▶ [WHAT YOU SHOULD DO]
Reproduce every entry below precisely. Pictures are excluded from the copy.

(Figure record extracts)
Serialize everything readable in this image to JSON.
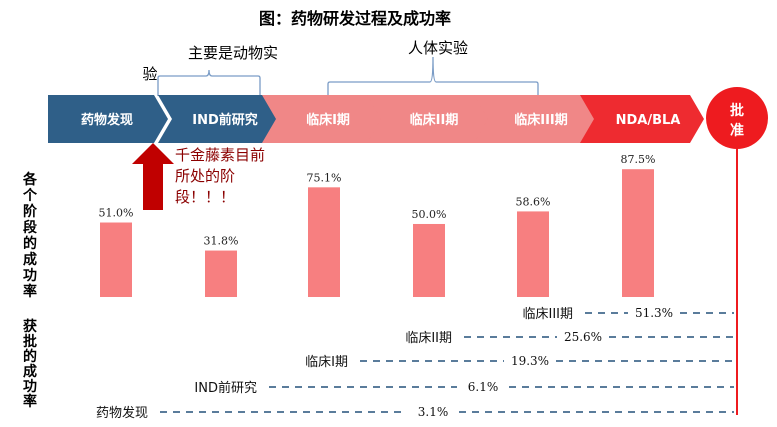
{
  "title": "图：药物研发过程及成功率",
  "top_labels": {
    "animal": "主要是动物实",
    "animal_tail": "验",
    "human": "人体实验"
  },
  "stages": [
    "药物发现",
    "IND前研究",
    "临床I期",
    "临床II期",
    "临床III期",
    "NDA/BLA"
  ],
  "approve": "批准",
  "annotation": [
    "千金藤素目前",
    "所处的阶",
    "段！！！"
  ],
  "left_labels": {
    "stage_success": "各个阶段的成功率",
    "approval_success": "获批的成功率"
  },
  "colors": {
    "stage_dark": "#2f5f88",
    "stage_light": "#f08787",
    "stage_nda": "#ee2b30",
    "approve_circle": "#ee1b1f",
    "bar": "#f77f80",
    "arrow": "#c00000",
    "dashed": "#24507a",
    "annotation_text": "#8b0000"
  },
  "chart_data": [
    {
      "type": "bar",
      "categories": [
        "药物发现",
        "IND前研究",
        "临床I期",
        "临床II期",
        "临床III期",
        "NDA/BLA"
      ],
      "values": [
        51.0,
        31.8,
        75.1,
        50.0,
        58.6,
        87.5
      ],
      "value_labels": [
        "51.0%",
        "31.8%",
        "75.1%",
        "50.0%",
        "58.6%",
        "87.5%"
      ],
      "ylim": [
        0,
        100
      ]
    },
    {
      "type": "table",
      "rows": [
        {
          "stage": "临床III期",
          "value": 51.3,
          "label": "51.3%"
        },
        {
          "stage": "临床II期",
          "value": 25.6,
          "label": "25.6%"
        },
        {
          "stage": "临床I期",
          "value": 19.3,
          "label": "19.3%"
        },
        {
          "stage": "IND前研究",
          "value": 6.1,
          "label": "6.1%"
        },
        {
          "stage": "药物发现",
          "value": 3.1,
          "label": "3.1%"
        }
      ]
    }
  ]
}
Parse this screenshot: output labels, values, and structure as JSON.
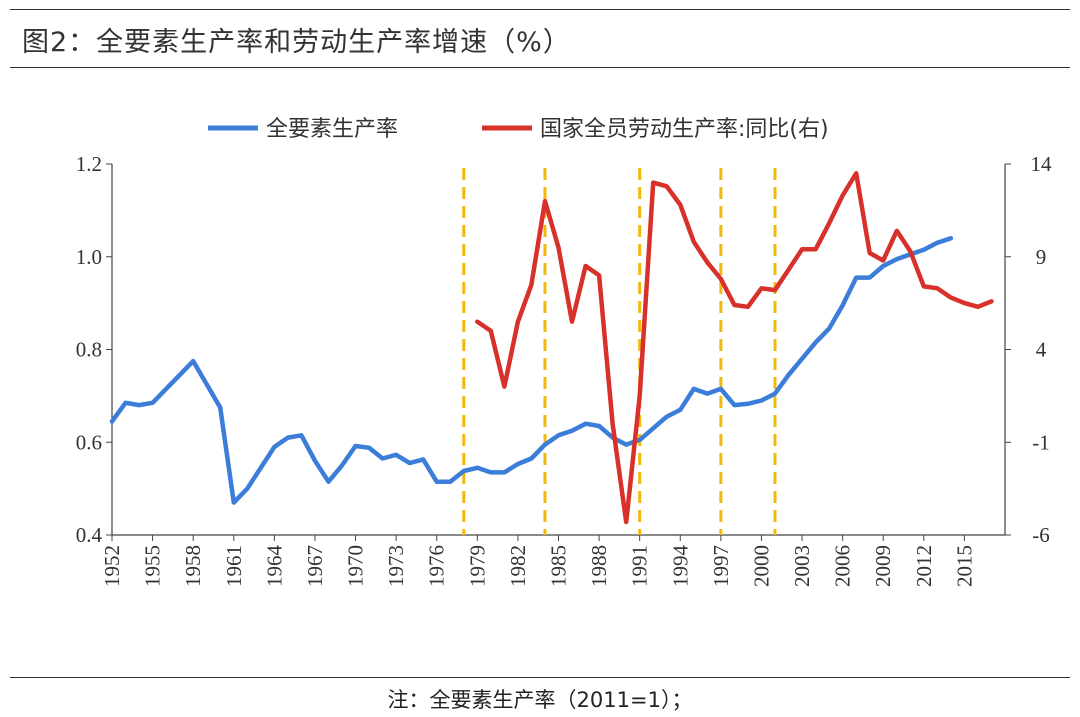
{
  "title": "图2：全要素生产率和劳动生产率增速（%）",
  "footnote": "注：全要素生产率（2011=1）；",
  "chart_data": {
    "type": "line",
    "x_ticks": [
      "1952",
      "1955",
      "1958",
      "1961",
      "1964",
      "1967",
      "1970",
      "1973",
      "1976",
      "1979",
      "1982",
      "1985",
      "1988",
      "1991",
      "1994",
      "1997",
      "2000",
      "2003",
      "2006",
      "2009",
      "2012",
      "2015"
    ],
    "xlim": [
      1952,
      2018
    ],
    "y_left": {
      "lim": [
        0.4,
        1.2
      ],
      "ticks": [
        "0.4",
        "0.6",
        "0.8",
        "1.0",
        "1.2"
      ]
    },
    "y_right": {
      "lim": [
        -6,
        14
      ],
      "ticks": [
        "-6",
        "-1",
        "4",
        "9",
        "14"
      ]
    },
    "vlines": [
      1978,
      1984,
      1991,
      1997,
      2001
    ],
    "series": [
      {
        "name": "全要素生产率",
        "axis": "left",
        "color": "#3b7dd8",
        "x": [
          1952,
          1953,
          1954,
          1955,
          1956,
          1957,
          1958,
          1959,
          1960,
          1961,
          1962,
          1963,
          1964,
          1965,
          1966,
          1967,
          1968,
          1969,
          1970,
          1971,
          1972,
          1973,
          1974,
          1975,
          1976,
          1977,
          1978,
          1979,
          1980,
          1981,
          1982,
          1983,
          1984,
          1985,
          1986,
          1987,
          1988,
          1989,
          1990,
          1991,
          1992,
          1993,
          1994,
          1995,
          1996,
          1997,
          1998,
          1999,
          2000,
          2001,
          2002,
          2003,
          2004,
          2005,
          2006,
          2007,
          2008,
          2009,
          2010,
          2011,
          2012,
          2013,
          2014
        ],
        "y": [
          0.645,
          0.685,
          0.68,
          0.685,
          0.715,
          0.745,
          0.775,
          0.725,
          0.675,
          0.47,
          0.5,
          0.545,
          0.59,
          0.61,
          0.615,
          0.56,
          0.515,
          0.55,
          0.592,
          0.588,
          0.565,
          0.573,
          0.555,
          0.563,
          0.515,
          0.515,
          0.538,
          0.545,
          0.535,
          0.535,
          0.553,
          0.565,
          0.595,
          0.615,
          0.625,
          0.64,
          0.635,
          0.61,
          0.595,
          0.605,
          0.63,
          0.655,
          0.67,
          0.715,
          0.705,
          0.715,
          0.68,
          0.683,
          0.69,
          0.705,
          0.745,
          0.78,
          0.815,
          0.845,
          0.895,
          0.955,
          0.955,
          0.98,
          0.995,
          1.005,
          1.015,
          1.03,
          1.04
        ]
      },
      {
        "name": "国家全员劳动生产率:同比(右)",
        "axis": "right",
        "color": "#d8312b",
        "x": [
          1979,
          1980,
          1981,
          1982,
          1983,
          1984,
          1985,
          1986,
          1987,
          1988,
          1989,
          1990,
          1991,
          1992,
          1993,
          1994,
          1995,
          1996,
          1997,
          1998,
          1999,
          2000,
          2001,
          2002,
          2003,
          2004,
          2005,
          2006,
          2007,
          2008,
          2009,
          2010,
          2011,
          2012,
          2013,
          2014,
          2015,
          2016,
          2017
        ],
        "y": [
          5.5,
          5,
          2,
          5.5,
          7.5,
          12,
          9.5,
          5.5,
          8.5,
          8,
          0,
          -5.3,
          1.5,
          13,
          12.8,
          11.8,
          9.8,
          8.7,
          7.8,
          6.4,
          6.3,
          7.3,
          7.2,
          8.3,
          9.4,
          9.4,
          10.8,
          12.3,
          13.5,
          9.2,
          8.8,
          10.4,
          9.3,
          7.4,
          7.3,
          6.8,
          6.5,
          6.3,
          6.6
        ]
      }
    ]
  }
}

▶ [SOLVED EXERCISE]
Serialize everything readable in this image to JSON.
{
  "title": "图：药物研发过程及成功率",
  "top_labels": {
    "animal": "主要是动物实",
    "animal_tail": "验",
    "human": "人体实验"
  },
  "stages": [
    "药物发现",
    "IND前研究",
    "临床I期",
    "临床II期",
    "临床III期",
    "NDA/BLA"
  ],
  "approve": "批准",
  "annotation": [
    "千金藤素目前",
    "所处的阶",
    "段！！！"
  ],
  "left_labels": {
    "stage_success": "各个阶段的成功率",
    "approval_success": "获批的成功率"
  },
  "colors": {
    "stage_dark": "#2f5f88",
    "stage_light": "#f08787",
    "stage_nda": "#ee2b30",
    "approve_circle": "#ee1b1f",
    "bar": "#f77f80",
    "arrow": "#c00000",
    "dashed": "#24507a",
    "annotation_text": "#8b0000"
  },
  "chart_data": [
    {
      "type": "bar",
      "categories": [
        "药物发现",
        "IND前研究",
        "临床I期",
        "临床II期",
        "临床III期",
        "NDA/BLA"
      ],
      "values": [
        51.0,
        31.8,
        75.1,
        50.0,
        58.6,
        87.5
      ],
      "value_labels": [
        "51.0%",
        "31.8%",
        "75.1%",
        "50.0%",
        "58.6%",
        "87.5%"
      ],
      "ylim": [
        0,
        100
      ]
    },
    {
      "type": "table",
      "rows": [
        {
          "stage": "临床III期",
          "value": 51.3,
          "label": "51.3%"
        },
        {
          "stage": "临床II期",
          "value": 25.6,
          "label": "25.6%"
        },
        {
          "stage": "临床I期",
          "value": 19.3,
          "label": "19.3%"
        },
        {
          "stage": "IND前研究",
          "value": 6.1,
          "label": "6.1%"
        },
        {
          "stage": "药物发现",
          "value": 3.1,
          "label": "3.1%"
        }
      ]
    }
  ]
}
Parse this screenshot: output labels, values, and structure as JSON.
{
  "title": "图2：全要素生产率和劳动生产率增速（%）",
  "footnote": "注：全要素生产率（2011=1）；",
  "chart_data": {
    "type": "line",
    "x_ticks": [
      "1952",
      "1955",
      "1958",
      "1961",
      "1964",
      "1967",
      "1970",
      "1973",
      "1976",
      "1979",
      "1982",
      "1985",
      "1988",
      "1991",
      "1994",
      "1997",
      "2000",
      "2003",
      "2006",
      "2009",
      "2012",
      "2015"
    ],
    "xlim": [
      1952,
      2018
    ],
    "y_left": {
      "lim": [
        0.4,
        1.2
      ],
      "ticks": [
        "0.4",
        "0.6",
        "0.8",
        "1.0",
        "1.2"
      ]
    },
    "y_right": {
      "lim": [
        -6,
        14
      ],
      "ticks": [
        "-6",
        "-1",
        "4",
        "9",
        "14"
      ]
    },
    "vlines": [
      1978,
      1984,
      1991,
      1997,
      2001
    ],
    "series": [
      {
        "name": "全要素生产率",
        "axis": "left",
        "color": "#3b7dd8",
        "x": [
          1952,
          1953,
          1954,
          1955,
          1956,
          1957,
          1958,
          1959,
          1960,
          1961,
          1962,
          1963,
          1964,
          1965,
          1966,
          1967,
          1968,
          1969,
          1970,
          1971,
          1972,
          1973,
          1974,
          1975,
          1976,
          1977,
          1978,
          1979,
          1980,
          1981,
          1982,
          1983,
          1984,
          1985,
          1986,
          1987,
          1988,
          1989,
          1990,
          1991,
          1992,
          1993,
          1994,
          1995,
          1996,
          1997,
          1998,
          1999,
          2000,
          2001,
          2002,
          2003,
          2004,
          2005,
          2006,
          2007,
          2008,
          2009,
          2010,
          2011,
          2012,
          2013,
          2014
        ],
        "y": [
          0.645,
          0.685,
          0.68,
          0.685,
          0.715,
          0.745,
          0.775,
          0.725,
          0.675,
          0.47,
          0.5,
          0.545,
          0.59,
          0.61,
          0.615,
          0.56,
          0.515,
          0.55,
          0.592,
          0.588,
          0.565,
          0.573,
          0.555,
          0.563,
          0.515,
          0.515,
          0.538,
          0.545,
          0.535,
          0.535,
          0.553,
          0.565,
          0.595,
          0.615,
          0.625,
          0.64,
          0.635,
          0.61,
          0.595,
          0.605,
          0.63,
          0.655,
          0.67,
          0.715,
          0.705,
          0.715,
          0.68,
          0.683,
          0.69,
          0.705,
          0.745,
          0.78,
          0.815,
          0.845,
          0.895,
          0.955,
          0.955,
          0.98,
          0.995,
          1.005,
          1.015,
          1.03,
          1.04
        ]
      },
      {
        "name": "国家全员劳动生产率:同比(右)",
        "axis": "right",
        "color": "#d8312b",
        "x": [
          1979,
          1980,
          1981,
          1982,
          1983,
          1984,
          1985,
          1986,
          1987,
          1988,
          1989,
          1990,
          1991,
          1992,
          1993,
          1994,
          1995,
          1996,
          1997,
          1998,
          1999,
          2000,
          2001,
          2002,
          2003,
          2004,
          2005,
          2006,
          2007,
          2008,
          2009,
          2010,
          2011,
          2012,
          2013,
          2014,
          2015,
          2016,
          2017
        ],
        "y": [
          5.5,
          5,
          2,
          5.5,
          7.5,
          12,
          9.5,
          5.5,
          8.5,
          8,
          0,
          -5.3,
          1.5,
          13,
          12.8,
          11.8,
          9.8,
          8.7,
          7.8,
          6.4,
          6.3,
          7.3,
          7.2,
          8.3,
          9.4,
          9.4,
          10.8,
          12.3,
          13.5,
          9.2,
          8.8,
          10.4,
          9.3,
          7.4,
          7.3,
          6.8,
          6.5,
          6.3,
          6.6
        ]
      }
    ]
  }
}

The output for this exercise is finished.